*AIM*
Locate and copy all lines bearing the word "порядке".

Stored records

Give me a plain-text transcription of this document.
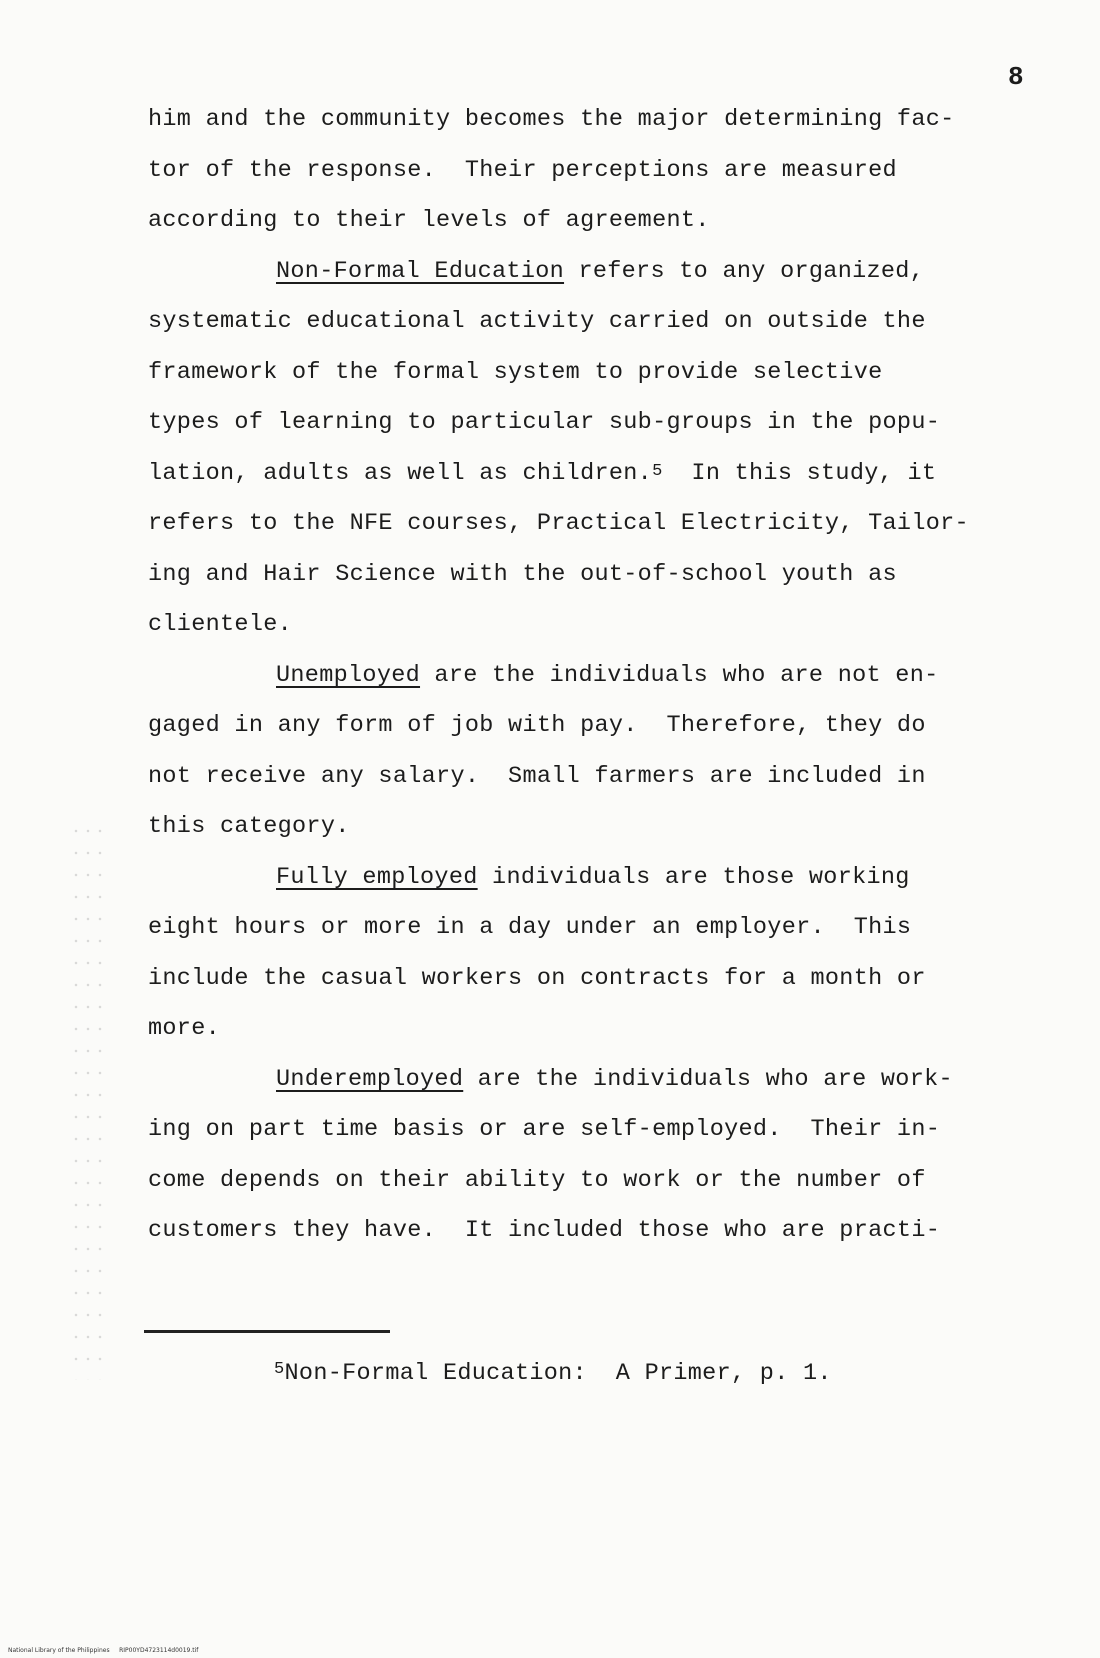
8
him and the community becomes the major determining fac-
tor of the response.  Their perceptions are measured
according to their levels of agreement.
Non-Formal Education refers to any organized,
systematic educational activity carried on outside the
framework of the formal system to provide selective
types of learning to particular sub-groups in the popu-
lation, adults as well as children.$^5$  In this study, it
refers to the NFE courses, Practical Electricity, Tailor-
ing and Hair Science with the out-of-school youth as
clientele.
Unemployed are the individuals who are not en-
gaged in any form of job with pay.  Therefore, they do
not receive any salary.  Small farmers are included in
this category.
Fully employed individuals are those working
eight hours or more in a day under an employer.  This
include the casual workers on contracts for a month or
more.
Underemployed are the individuals who are work-
ing on part time basis or are self-employed.  Their in-
come depends on their ability to work or the number of
customers they have.  It included those who are practi-
$^5$Non-Formal Education:  A Primer, p. 1.
National Library of the Philippines     RIP00YD4723114d0019.tif
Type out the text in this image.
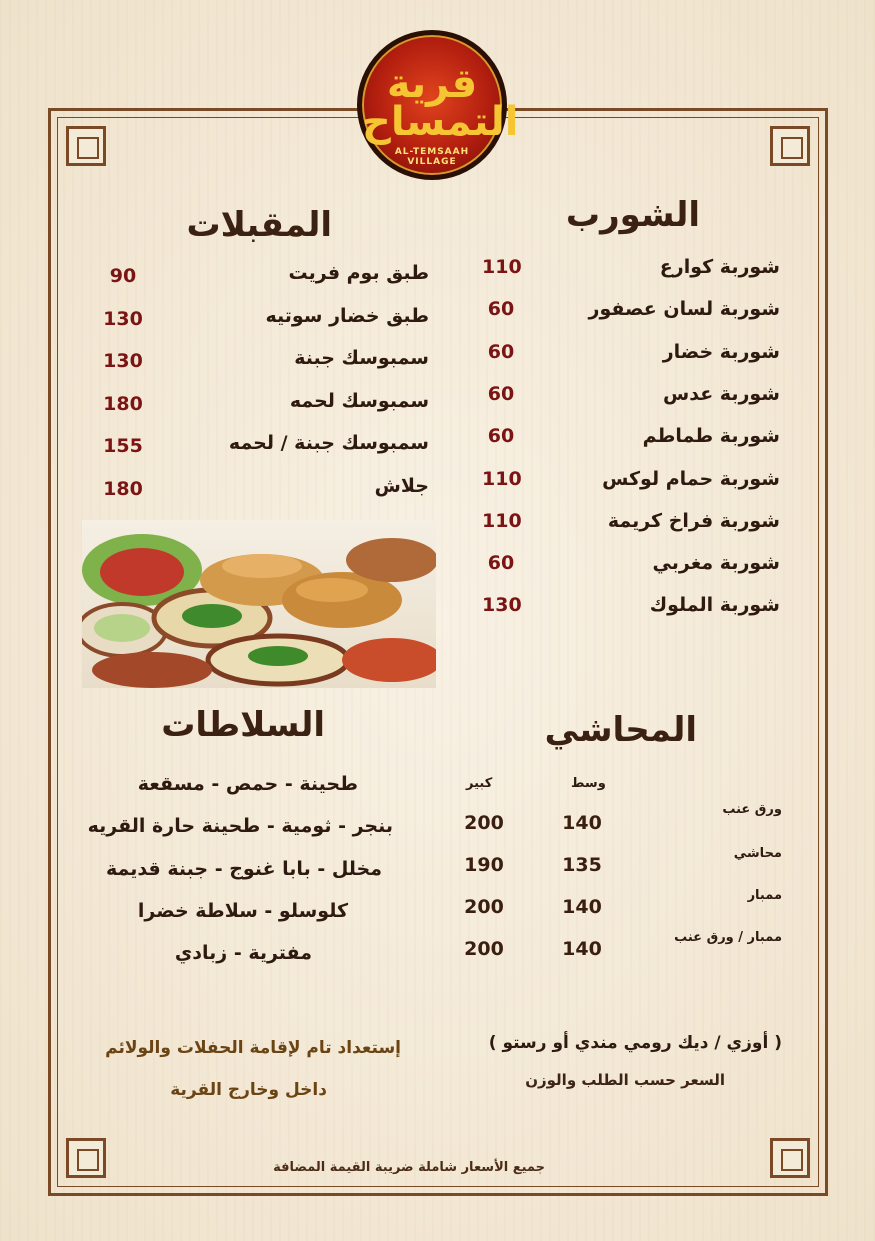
قرية
التمساح
AL-TEMSAAH VILLAGE
الشورب
شوربة كوارع
110
شوربة لسان عصفور
60
شوربة خضار
60
شوربة عدس
60
شوربة طماطم
60
شوربة حمام لوكس
110
شوربة فراخ كريمة
110
شوربة مغربي
60
شوربة الملوك
130
المقبلات
طبق بوم فريت
90
طبق خضار سوتيه
130
سمبوسك جبنة
130
سمبوسك لحمه
180
سمبوسك جبنة / لحمه
155
جلاش
180
المحاشي
وسط
كبير
ورق عنب
140
200
محاشي
135
190
ممبار
140
200
ممبار / ورق عنب
140
200
السلاطات
طحينة - حمص - مسقعة
بنجر - ثومية - طحينة حارة القريه
مخلل - بابا غنوج - جبنة قديمة
كلوسلو - سلاطة خضرا
مفترية - زبادي
( أوزي / ديك رومي مندي أو رستو )
السعر حسب الطلب والوزن
إستعداد تام لإقامة الحفلات والولائم
داخل وخارج القرية
جميع الأسعار شاملة ضريبة القيمة المضافة
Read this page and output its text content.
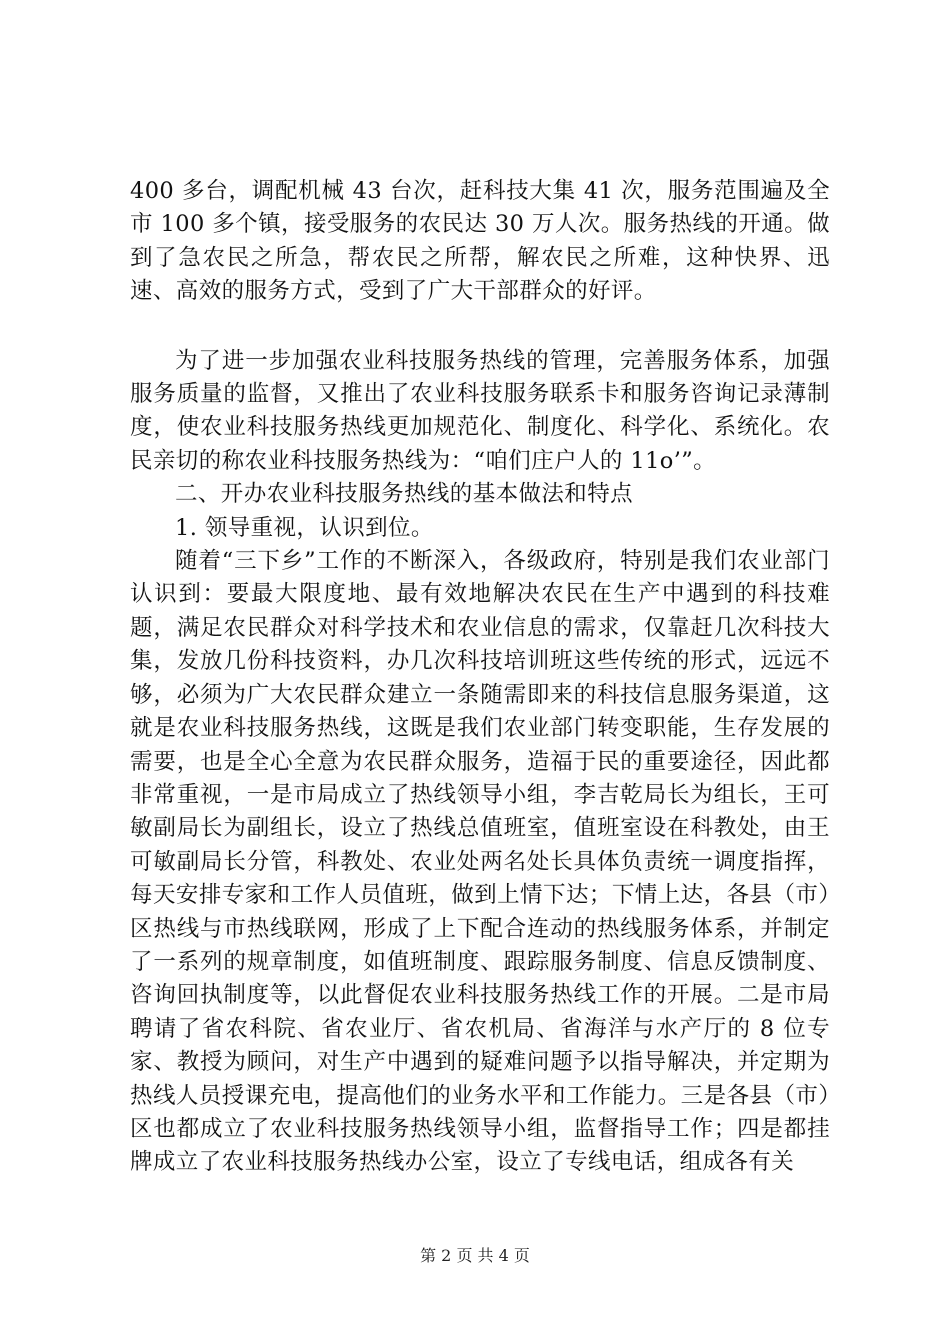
400 多台，调配机械 43 台次，赶科技大集 41 次，服务范围遍及全市 100 多个镇，接受服务的农民达 30 万人次。服务热线的开通。做到了急农民之所急，帮农民之所帮，解农民之所难，这种快界、迅速、高效的服务方式，受到了广大干部群众的好评。

为了进一步加强农业科技服务热线的管理，完善服务体系，加强服务质量的监督，又推出了农业科技服务联系卡和服务咨询记录薄制度，使农业科技服务热线更加规范化、制度化、科学化、系统化。农民亲切的称农业科技服务热线为：“咱们庄户人的 11o’”。

二、开办农业科技服务热线的基本做法和特点

1. 领导重视，认识到位。

随着“三下乡”工作的不断深入，各级政府，特别是我们农业部门认识到：要最大限度地、最有效地解决农民在生产中遇到的科技难题，满足农民群众对科学技术和农业信息的需求，仅靠赶几次科技大集，发放几份科技资料，办几次科技培训班这些传统的形式，远远不够，必须为广大农民群众建立一条随需即来的科技信息服务渠道，这就是农业科技服务热线，这既是我们农业部门转变职能，生存发展的需要，也是全心全意为农民群众服务，造福于民的重要途径，因此都非常重视，一是市局成立了热线领导小组，李吉乾局长为组长，王可敏副局长为副组长，设立了热线总值班室，值班室设在科教处，由王可敏副局长分管，科教处、农业处两名处长具体负责统一调度指挥，每天安排专家和工作人员值班，做到上情下达；下情上达，各县（市）区热线与市热线联网，形成了上下配合连动的热线服务体系，并制定了一系列的规章制度，如值班制度、跟踪服务制度、信息反馈制度、咨询回执制度等，以此督促农业科技服务热线工作的开展。二是市局聘请了省农科院、省农业厅、省农机局、省海洋与水产厅的 8 位专家、教授为顾问，对生产中遇到的疑难问题予以指导解决，并定期为热线人员授课充电，提高他们的业务水平和工作能力。三是各县（市）区也都成立了农业科技服务热线领导小组，监督指导工作；四是都挂牌成立了农业科技服务热线办公室，设立了专线电话，组成各有关

第 2 页 共 4 页
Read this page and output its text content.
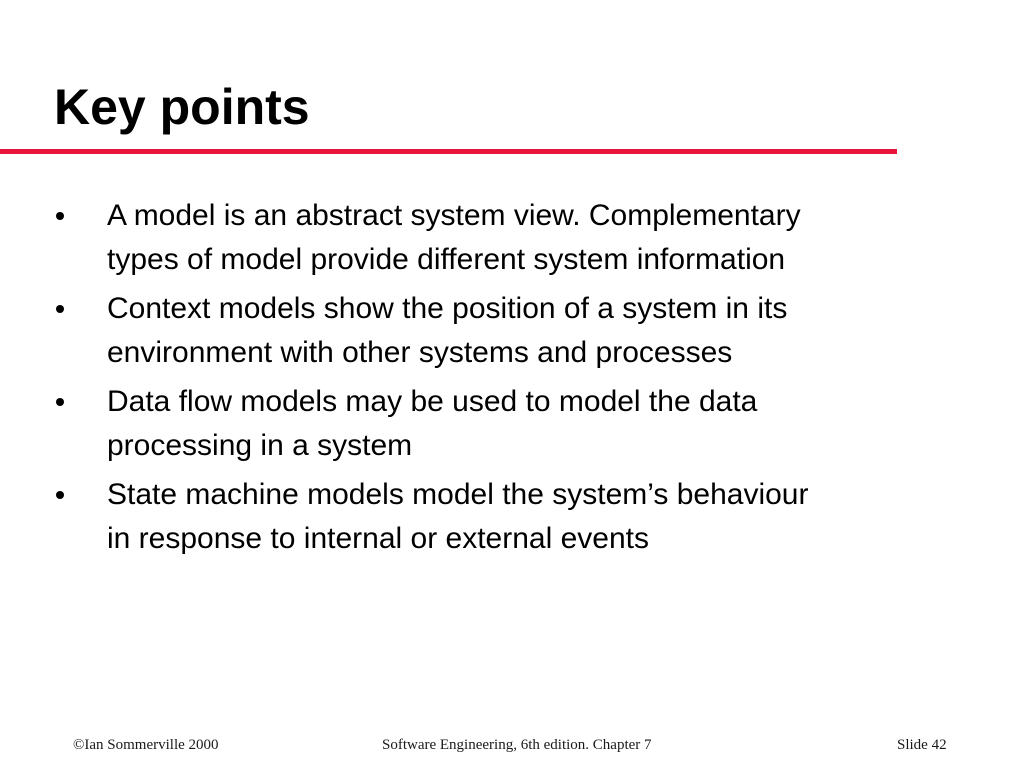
Key points
A model is an abstract system view. Complementary
types of model provide different system information
Context models show the position of a system in its
environment with other systems and processes
Data flow models may be used to model the data
processing in a system
State machine models model the system’s behaviour
in response to internal or external events
©Ian Sommerville 2000	Software Engineering, 6th edition. Chapter 7	Slide 42
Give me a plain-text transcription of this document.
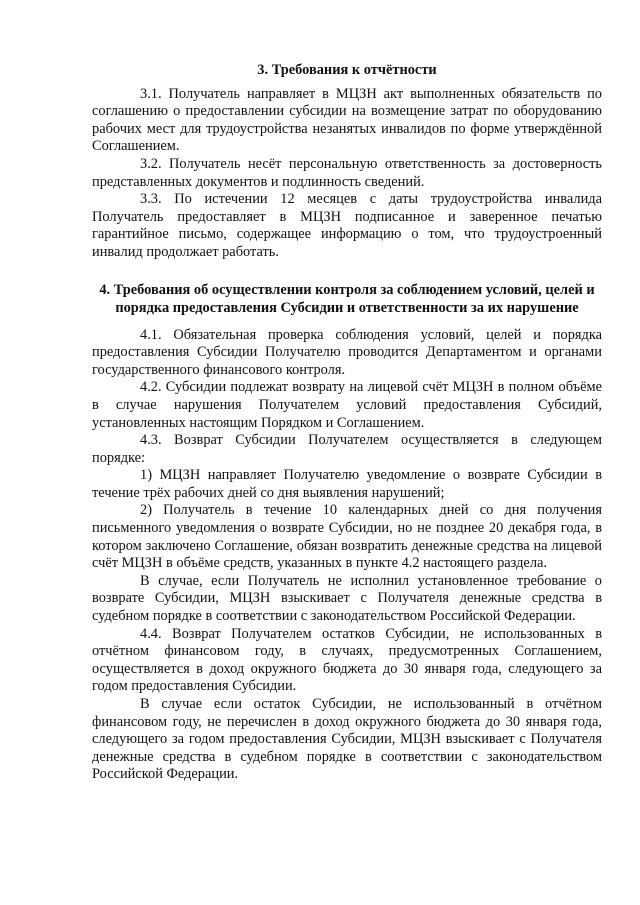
3. Требования к отчётности

3.1. Получатель направляет в МЦЗН акт выполненных обязательств по соглашению о предоставлении субсидии на возмещение затрат по оборудованию рабочих мест для трудоустройства незанятых инвалидов по форме утверждённой Соглашением.

3.2. Получатель несёт персональную ответственность за достоверность представленных документов и подлинность сведений.

3.3. По истечении 12 месяцев с даты трудоустройства инвалида Получатель предоставляет в МЦЗН подписанное и заверенное печатью гарантийное письмо, содержащее информацию о том, что трудоустроенный инвалид продолжает работать.

4. Требования об осуществлении контроля за соблюдением условий, целей и порядка предоставления Субсидии и ответственности за их нарушение

4.1. Обязательная проверка соблюдения условий, целей и порядка предоставления Субсидии Получателю проводится Департаментом и органами государственного финансового контроля.

4.2. Субсидии подлежат возврату на лицевой счёт МЦЗН в полном объёме в случае нарушения Получателем условий предоставления Субсидий, установленных настоящим Порядком и Соглашением.

4.3. Возврат Субсидии Получателем осуществляется в следующем порядке:

1) МЦЗН направляет Получателю уведомление о возврате Субсидии в течение трёх рабочих дней со дня выявления нарушений;

2) Получатель в течение 10 календарных дней со дня получения письменного уведомления о возврате Субсидии, но не позднее 20 декабря года, в котором заключено Соглашение, обязан возвратить денежные средства на лицевой счёт МЦЗН в объёме средств, указанных в пункте 4.2 настоящего раздела.

В случае, если Получатель не исполнил установленное требование о возврате Субсидии, МЦЗН взыскивает с Получателя денежные средства в судебном порядке в соответствии с законодательством Российской Федерации.

4.4. Возврат Получателем остатков Субсидии, не использованных в отчётном финансовом году, в случаях, предусмотренных Соглашением, осуществляется в доход окружного бюджета до 30 января года, следующего за годом предоставления Субсидии.

В случае если остаток Субсидии, не использованный в отчётном финансовом году, не перечислен в доход окружного бюджета до 30 января года, следующего за годом предоставления Субсидии, МЦЗН взыскивает с Получателя денежные средства в судебном порядке в соответствии с законодательством Российской Федерации.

*ANSWER BELOW*
4.3. Возврат Субсидии Получателем осуществляется в следующем порядке:
В случае, если Получатель не исполнил установленное требование о возврате Субсидии, МЦЗН взыскивает с Получателя денежные средства в судебном порядке в соответствии с законодательством Российской Федерации.
В случае если остаток Субсидии, не использованный в отчётном финансовом году, не перечислен в доход окружного бюджета до 30 января года, следующего за годом предоставления Субсидии, МЦЗН взыскивает с Получателя денежные средства в судебном порядке в соответствии с законодательством Российской Федерации.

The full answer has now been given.